◆ **EXERCISE INPUT**:
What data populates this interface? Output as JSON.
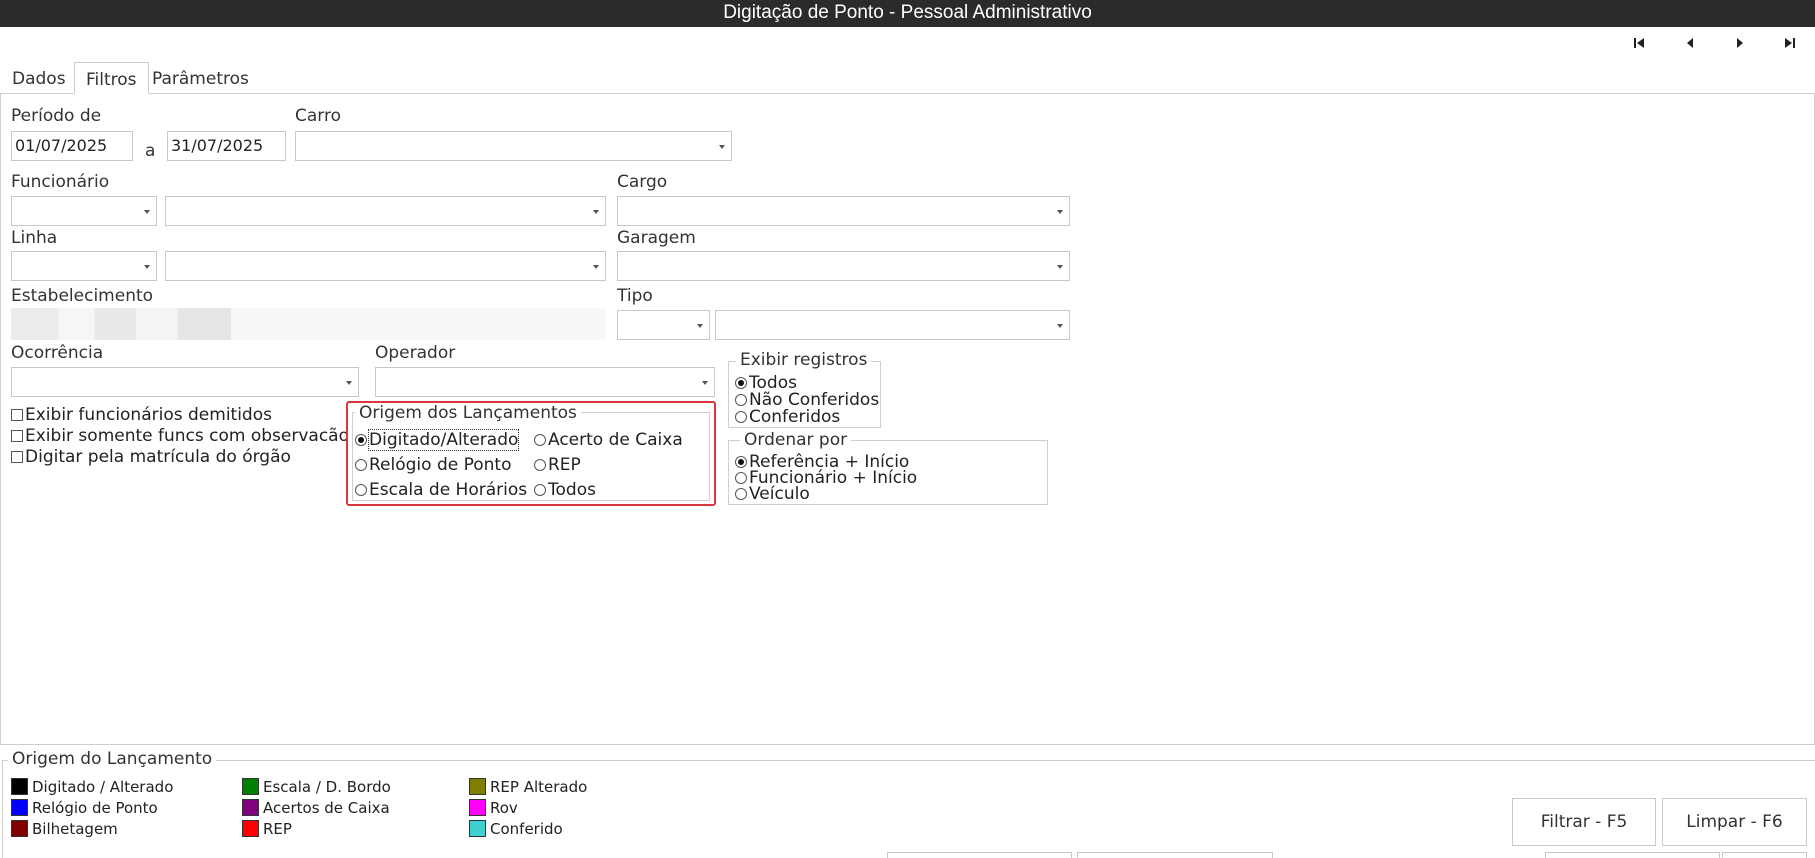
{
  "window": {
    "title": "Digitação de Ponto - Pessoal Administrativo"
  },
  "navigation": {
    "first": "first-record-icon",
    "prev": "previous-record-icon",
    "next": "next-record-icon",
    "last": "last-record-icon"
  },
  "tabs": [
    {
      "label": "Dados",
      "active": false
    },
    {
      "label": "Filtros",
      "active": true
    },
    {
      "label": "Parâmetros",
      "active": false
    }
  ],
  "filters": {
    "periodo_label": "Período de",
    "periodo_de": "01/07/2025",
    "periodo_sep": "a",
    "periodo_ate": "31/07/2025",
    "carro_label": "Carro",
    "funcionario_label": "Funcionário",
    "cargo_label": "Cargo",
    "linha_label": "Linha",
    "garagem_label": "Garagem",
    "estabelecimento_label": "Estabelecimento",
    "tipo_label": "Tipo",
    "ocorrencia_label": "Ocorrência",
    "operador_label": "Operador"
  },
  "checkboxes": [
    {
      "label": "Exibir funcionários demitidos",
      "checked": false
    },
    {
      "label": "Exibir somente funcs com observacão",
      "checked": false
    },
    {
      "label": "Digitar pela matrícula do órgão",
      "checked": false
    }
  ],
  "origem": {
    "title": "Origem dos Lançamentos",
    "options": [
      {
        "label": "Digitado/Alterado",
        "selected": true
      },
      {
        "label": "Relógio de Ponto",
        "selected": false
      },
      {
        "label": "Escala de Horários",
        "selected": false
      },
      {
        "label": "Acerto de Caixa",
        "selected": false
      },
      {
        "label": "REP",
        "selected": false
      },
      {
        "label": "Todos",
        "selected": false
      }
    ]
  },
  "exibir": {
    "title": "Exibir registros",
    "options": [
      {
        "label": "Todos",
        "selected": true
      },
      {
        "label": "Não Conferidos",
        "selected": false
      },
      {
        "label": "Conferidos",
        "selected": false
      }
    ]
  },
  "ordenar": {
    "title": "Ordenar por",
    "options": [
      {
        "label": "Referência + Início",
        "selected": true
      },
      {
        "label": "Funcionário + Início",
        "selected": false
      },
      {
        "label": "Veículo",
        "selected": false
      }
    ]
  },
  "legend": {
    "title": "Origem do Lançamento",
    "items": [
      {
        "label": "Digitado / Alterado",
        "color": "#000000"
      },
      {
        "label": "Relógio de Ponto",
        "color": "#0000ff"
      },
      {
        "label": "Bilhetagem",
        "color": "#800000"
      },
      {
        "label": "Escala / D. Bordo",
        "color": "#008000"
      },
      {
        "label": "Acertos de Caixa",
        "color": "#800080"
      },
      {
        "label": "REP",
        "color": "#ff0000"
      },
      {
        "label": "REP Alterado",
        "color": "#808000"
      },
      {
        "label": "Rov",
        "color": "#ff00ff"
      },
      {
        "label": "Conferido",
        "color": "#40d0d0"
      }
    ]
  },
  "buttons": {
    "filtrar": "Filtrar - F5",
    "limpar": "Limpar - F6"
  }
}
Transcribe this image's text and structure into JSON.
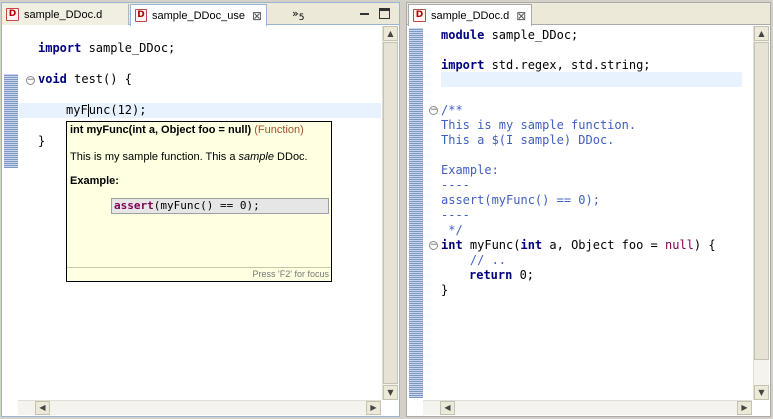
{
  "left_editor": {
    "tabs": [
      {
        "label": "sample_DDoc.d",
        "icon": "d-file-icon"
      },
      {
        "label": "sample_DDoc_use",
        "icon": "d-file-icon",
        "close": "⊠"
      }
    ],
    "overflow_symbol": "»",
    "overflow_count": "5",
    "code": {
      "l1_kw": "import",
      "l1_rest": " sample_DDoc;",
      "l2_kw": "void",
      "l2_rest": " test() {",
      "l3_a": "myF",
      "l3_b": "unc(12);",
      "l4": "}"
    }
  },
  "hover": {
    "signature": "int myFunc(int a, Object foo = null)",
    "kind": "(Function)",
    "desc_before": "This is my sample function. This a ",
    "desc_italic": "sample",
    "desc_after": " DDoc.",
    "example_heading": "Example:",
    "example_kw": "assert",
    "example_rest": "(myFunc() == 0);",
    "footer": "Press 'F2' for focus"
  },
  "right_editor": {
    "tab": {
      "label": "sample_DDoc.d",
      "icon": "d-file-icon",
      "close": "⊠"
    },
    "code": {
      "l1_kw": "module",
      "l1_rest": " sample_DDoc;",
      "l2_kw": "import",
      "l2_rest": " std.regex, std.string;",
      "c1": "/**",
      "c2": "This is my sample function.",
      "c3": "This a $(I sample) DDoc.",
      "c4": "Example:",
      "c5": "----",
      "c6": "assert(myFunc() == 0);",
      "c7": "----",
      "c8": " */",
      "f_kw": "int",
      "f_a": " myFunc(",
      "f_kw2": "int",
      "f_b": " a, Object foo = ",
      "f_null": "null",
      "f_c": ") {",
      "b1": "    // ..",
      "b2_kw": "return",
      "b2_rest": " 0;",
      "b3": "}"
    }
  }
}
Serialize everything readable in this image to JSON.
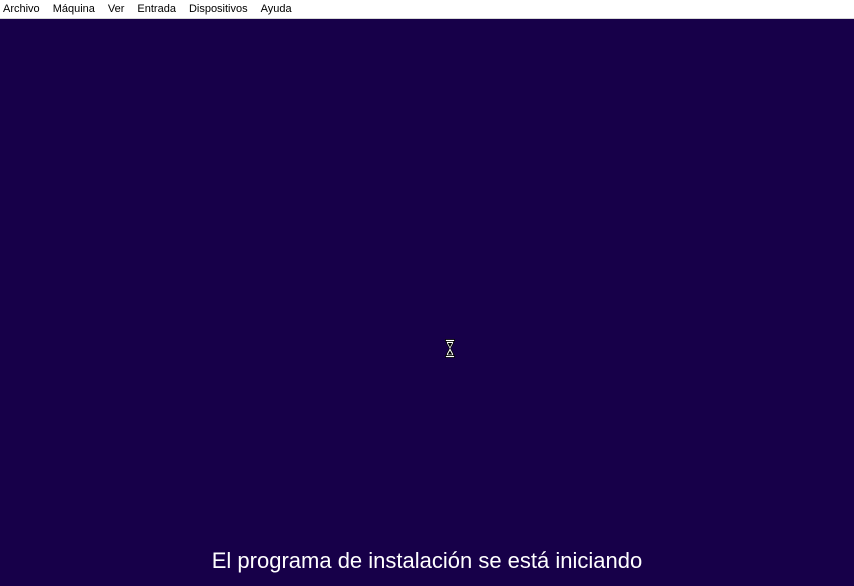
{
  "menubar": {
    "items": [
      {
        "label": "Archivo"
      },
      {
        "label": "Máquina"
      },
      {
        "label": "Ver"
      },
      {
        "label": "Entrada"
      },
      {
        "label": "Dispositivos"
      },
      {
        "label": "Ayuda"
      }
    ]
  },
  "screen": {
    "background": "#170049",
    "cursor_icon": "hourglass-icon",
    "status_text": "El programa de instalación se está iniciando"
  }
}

◆ **YOUR GOAL**:
Display every line of the listing that contains the string "JSON".

◆ **SOLUTION**:
What data populates this interface? Output as JSON.
Transcribe this image's text and structure into JSON.
Serialize everything readable in this image to JSON.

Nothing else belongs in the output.